**Dataset items**
"""

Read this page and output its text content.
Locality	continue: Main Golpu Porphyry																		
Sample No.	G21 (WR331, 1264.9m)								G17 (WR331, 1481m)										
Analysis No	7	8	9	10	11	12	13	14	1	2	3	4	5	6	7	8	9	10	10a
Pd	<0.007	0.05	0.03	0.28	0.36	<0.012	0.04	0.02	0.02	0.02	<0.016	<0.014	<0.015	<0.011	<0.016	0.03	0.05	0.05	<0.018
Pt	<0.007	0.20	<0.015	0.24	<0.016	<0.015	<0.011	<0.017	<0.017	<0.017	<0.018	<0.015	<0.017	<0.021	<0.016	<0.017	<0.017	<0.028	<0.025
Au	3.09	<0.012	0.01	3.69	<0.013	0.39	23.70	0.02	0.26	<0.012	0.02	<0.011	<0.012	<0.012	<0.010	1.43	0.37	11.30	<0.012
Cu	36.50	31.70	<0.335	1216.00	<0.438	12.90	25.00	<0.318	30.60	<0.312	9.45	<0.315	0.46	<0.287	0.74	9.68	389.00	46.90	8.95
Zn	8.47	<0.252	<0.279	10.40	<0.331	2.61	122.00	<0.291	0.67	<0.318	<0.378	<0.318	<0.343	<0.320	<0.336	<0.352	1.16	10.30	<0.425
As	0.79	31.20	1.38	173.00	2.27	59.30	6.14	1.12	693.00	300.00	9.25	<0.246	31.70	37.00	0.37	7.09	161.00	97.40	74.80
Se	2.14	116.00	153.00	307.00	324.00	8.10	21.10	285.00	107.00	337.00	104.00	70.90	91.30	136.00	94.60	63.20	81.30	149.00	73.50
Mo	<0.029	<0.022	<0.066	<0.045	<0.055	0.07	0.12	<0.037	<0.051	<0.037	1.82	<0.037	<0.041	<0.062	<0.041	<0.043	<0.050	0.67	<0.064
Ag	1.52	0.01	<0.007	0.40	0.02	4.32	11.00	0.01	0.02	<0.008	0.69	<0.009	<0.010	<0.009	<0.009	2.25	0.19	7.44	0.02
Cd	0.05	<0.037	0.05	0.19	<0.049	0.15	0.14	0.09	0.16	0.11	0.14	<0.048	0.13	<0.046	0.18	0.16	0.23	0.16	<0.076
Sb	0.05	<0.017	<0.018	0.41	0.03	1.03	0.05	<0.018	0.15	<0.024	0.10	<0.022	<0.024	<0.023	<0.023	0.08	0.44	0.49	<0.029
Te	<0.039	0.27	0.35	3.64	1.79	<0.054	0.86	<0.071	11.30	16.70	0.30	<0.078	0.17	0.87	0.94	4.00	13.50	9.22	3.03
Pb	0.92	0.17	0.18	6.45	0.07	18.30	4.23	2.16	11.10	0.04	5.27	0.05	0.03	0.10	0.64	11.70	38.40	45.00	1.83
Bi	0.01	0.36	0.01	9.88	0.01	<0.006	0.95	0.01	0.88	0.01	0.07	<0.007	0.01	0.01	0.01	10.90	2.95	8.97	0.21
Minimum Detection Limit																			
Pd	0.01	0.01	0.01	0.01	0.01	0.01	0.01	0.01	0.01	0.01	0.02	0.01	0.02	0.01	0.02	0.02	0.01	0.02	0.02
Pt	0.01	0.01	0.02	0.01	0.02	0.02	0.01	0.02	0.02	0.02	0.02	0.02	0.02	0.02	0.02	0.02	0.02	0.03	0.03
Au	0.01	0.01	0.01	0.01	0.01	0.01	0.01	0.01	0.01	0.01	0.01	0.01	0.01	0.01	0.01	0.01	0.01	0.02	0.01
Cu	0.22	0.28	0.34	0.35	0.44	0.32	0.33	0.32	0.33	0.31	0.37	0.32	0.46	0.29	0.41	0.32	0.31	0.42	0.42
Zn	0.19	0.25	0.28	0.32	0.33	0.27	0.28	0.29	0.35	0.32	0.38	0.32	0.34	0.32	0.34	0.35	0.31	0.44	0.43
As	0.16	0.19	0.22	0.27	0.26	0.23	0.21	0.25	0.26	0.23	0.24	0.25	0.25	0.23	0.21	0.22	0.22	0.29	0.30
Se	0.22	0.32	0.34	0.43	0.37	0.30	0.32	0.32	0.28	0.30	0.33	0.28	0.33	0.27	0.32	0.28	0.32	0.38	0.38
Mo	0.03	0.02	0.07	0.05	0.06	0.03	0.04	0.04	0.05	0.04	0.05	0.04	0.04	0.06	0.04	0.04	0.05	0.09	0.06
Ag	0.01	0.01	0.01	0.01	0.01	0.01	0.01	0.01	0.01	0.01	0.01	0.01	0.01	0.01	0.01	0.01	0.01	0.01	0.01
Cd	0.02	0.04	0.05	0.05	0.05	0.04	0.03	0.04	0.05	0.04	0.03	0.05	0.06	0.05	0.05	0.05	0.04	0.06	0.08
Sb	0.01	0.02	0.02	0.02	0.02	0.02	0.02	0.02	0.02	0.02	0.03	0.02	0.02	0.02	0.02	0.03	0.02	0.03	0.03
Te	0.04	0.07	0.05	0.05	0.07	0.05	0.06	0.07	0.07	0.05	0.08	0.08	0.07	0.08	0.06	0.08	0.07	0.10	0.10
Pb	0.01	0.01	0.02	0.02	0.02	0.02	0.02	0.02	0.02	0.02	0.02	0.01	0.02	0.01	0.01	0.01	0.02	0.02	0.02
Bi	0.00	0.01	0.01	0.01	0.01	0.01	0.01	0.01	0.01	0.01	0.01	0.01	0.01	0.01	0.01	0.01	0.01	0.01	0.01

"""

**EXERCISE**
Repeat the material above in full, quoting it exactly.

**RESPONSE BELOW**
Read this page and output its text content.
Locality	continue: Main Golpu Porphyry																		
Sample No.	G21 (WR331, 1264.9m)								G17 (WR331, 1481m)										
Analysis No	7	8	9	10	11	12	13	14	1	2	3	4	5	6	7	8	9	10	10a
Pd	<0.007	0.05	0.03	0.28	0.36	<0.012	0.04	0.02	0.02	0.02	<0.016	<0.014	<0.015	<0.011	<0.016	0.03	0.05	0.05	<0.018
Pt	<0.007	0.20	<0.015	0.24	<0.016	<0.015	<0.011	<0.017	<0.017	<0.017	<0.018	<0.015	<0.017	<0.021	<0.016	<0.017	<0.017	<0.028	<0.025
Au	3.09	<0.012	0.01	3.69	<0.013	0.39	23.70	0.02	0.26	<0.012	0.02	<0.011	<0.012	<0.012	<0.010	1.43	0.37	11.30	<0.012
Cu	36.50	31.70	<0.335	1216.00	<0.438	12.90	25.00	<0.318	30.60	<0.312	9.45	<0.315	0.46	<0.287	0.74	9.68	389.00	46.90	8.95
Zn	8.47	<0.252	<0.279	10.40	<0.331	2.61	122.00	<0.291	0.67	<0.318	<0.378	<0.318	<0.343	<0.320	<0.336	<0.352	1.16	10.30	<0.425
As	0.79	31.20	1.38	173.00	2.27	59.30	6.14	1.12	693.00	300.00	9.25	<0.246	31.70	37.00	0.37	7.09	161.00	97.40	74.80
Se	2.14	116.00	153.00	307.00	324.00	8.10	21.10	285.00	107.00	337.00	104.00	70.90	91.30	136.00	94.60	63.20	81.30	149.00	73.50
Mo	<0.029	<0.022	<0.066	<0.045	<0.055	0.07	0.12	<0.037	<0.051	<0.037	1.82	<0.037	<0.041	<0.062	<0.041	<0.043	<0.050	0.67	<0.064
Ag	1.52	0.01	<0.007	0.40	0.02	4.32	11.00	0.01	0.02	<0.008	0.69	<0.009	<0.010	<0.009	<0.009	2.25	0.19	7.44	0.02
Cd	0.05	<0.037	0.05	0.19	<0.049	0.15	0.14	0.09	0.16	0.11	0.14	<0.048	0.13	<0.046	0.18	0.16	0.23	0.16	<0.076
Sb	0.05	<0.017	<0.018	0.41	0.03	1.03	0.05	<0.018	0.15	<0.024	0.10	<0.022	<0.024	<0.023	<0.023	0.08	0.44	0.49	<0.029
Te	<0.039	0.27	0.35	3.64	1.79	<0.054	0.86	<0.071	11.30	16.70	0.30	<0.078	0.17	0.87	0.94	4.00	13.50	9.22	3.03
Pb	0.92	0.17	0.18	6.45	0.07	18.30	4.23	2.16	11.10	0.04	5.27	0.05	0.03	0.10	0.64	11.70	38.40	45.00	1.83
Bi	0.01	0.36	0.01	9.88	0.01	<0.006	0.95	0.01	0.88	0.01	0.07	<0.007	0.01	0.01	0.01	10.90	2.95	8.97	0.21
Minimum Detection Limit																			
Pd	0.01	0.01	0.01	0.01	0.01	0.01	0.01	0.01	0.01	0.01	0.02	0.01	0.02	0.01	0.02	0.02	0.01	0.02	0.02
Pt	0.01	0.01	0.02	0.01	0.02	0.02	0.01	0.02	0.02	0.02	0.02	0.02	0.02	0.02	0.02	0.02	0.02	0.03	0.03
Au	0.01	0.01	0.01	0.01	0.01	0.01	0.01	0.01	0.01	0.01	0.01	0.01	0.01	0.01	0.01	0.01	0.01	0.02	0.01
Cu	0.22	0.28	0.34	0.35	0.44	0.32	0.33	0.32	0.33	0.31	0.37	0.32	0.46	0.29	0.41	0.32	0.31	0.42	0.42
Zn	0.19	0.25	0.28	0.32	0.33	0.27	0.28	0.29	0.35	0.32	0.38	0.32	0.34	0.32	0.34	0.35	0.31	0.44	0.43
As	0.16	0.19	0.22	0.27	0.26	0.23	0.21	0.25	0.26	0.23	0.24	0.25	0.25	0.23	0.21	0.22	0.22	0.29	0.30
Se	0.22	0.32	0.34	0.43	0.37	0.30	0.32	0.32	0.28	0.30	0.33	0.28	0.33	0.27	0.32	0.28	0.32	0.38	0.38
Mo	0.03	0.02	0.07	0.05	0.06	0.03	0.04	0.04	0.05	0.04	0.05	0.04	0.04	0.06	0.04	0.04	0.05	0.09	0.06
Ag	0.01	0.01	0.01	0.01	0.01	0.01	0.01	0.01	0.01	0.01	0.01	0.01	0.01	0.01	0.01	0.01	0.01	0.01	0.01
Cd	0.02	0.04	0.05	0.05	0.05	0.04	0.03	0.04	0.05	0.04	0.03	0.05	0.06	0.05	0.05	0.05	0.04	0.06	0.08
Sb	0.01	0.02	0.02	0.02	0.02	0.02	0.02	0.02	0.02	0.02	0.03	0.02	0.02	0.02	0.02	0.03	0.02	0.03	0.03
Te	0.04	0.07	0.05	0.05	0.07	0.05	0.06	0.07	0.07	0.05	0.08	0.08	0.07	0.08	0.06	0.08	0.07	0.10	0.10
Pb	0.01	0.01	0.02	0.02	0.02	0.02	0.02	0.02	0.02	0.02	0.02	0.01	0.02	0.01	0.01	0.01	0.02	0.02	0.02
Bi	0.00	0.01	0.01	0.01	0.01	0.01	0.01	0.01	0.01	0.01	0.01	0.01	0.01	0.01	0.01	0.01	0.01	0.01	0.01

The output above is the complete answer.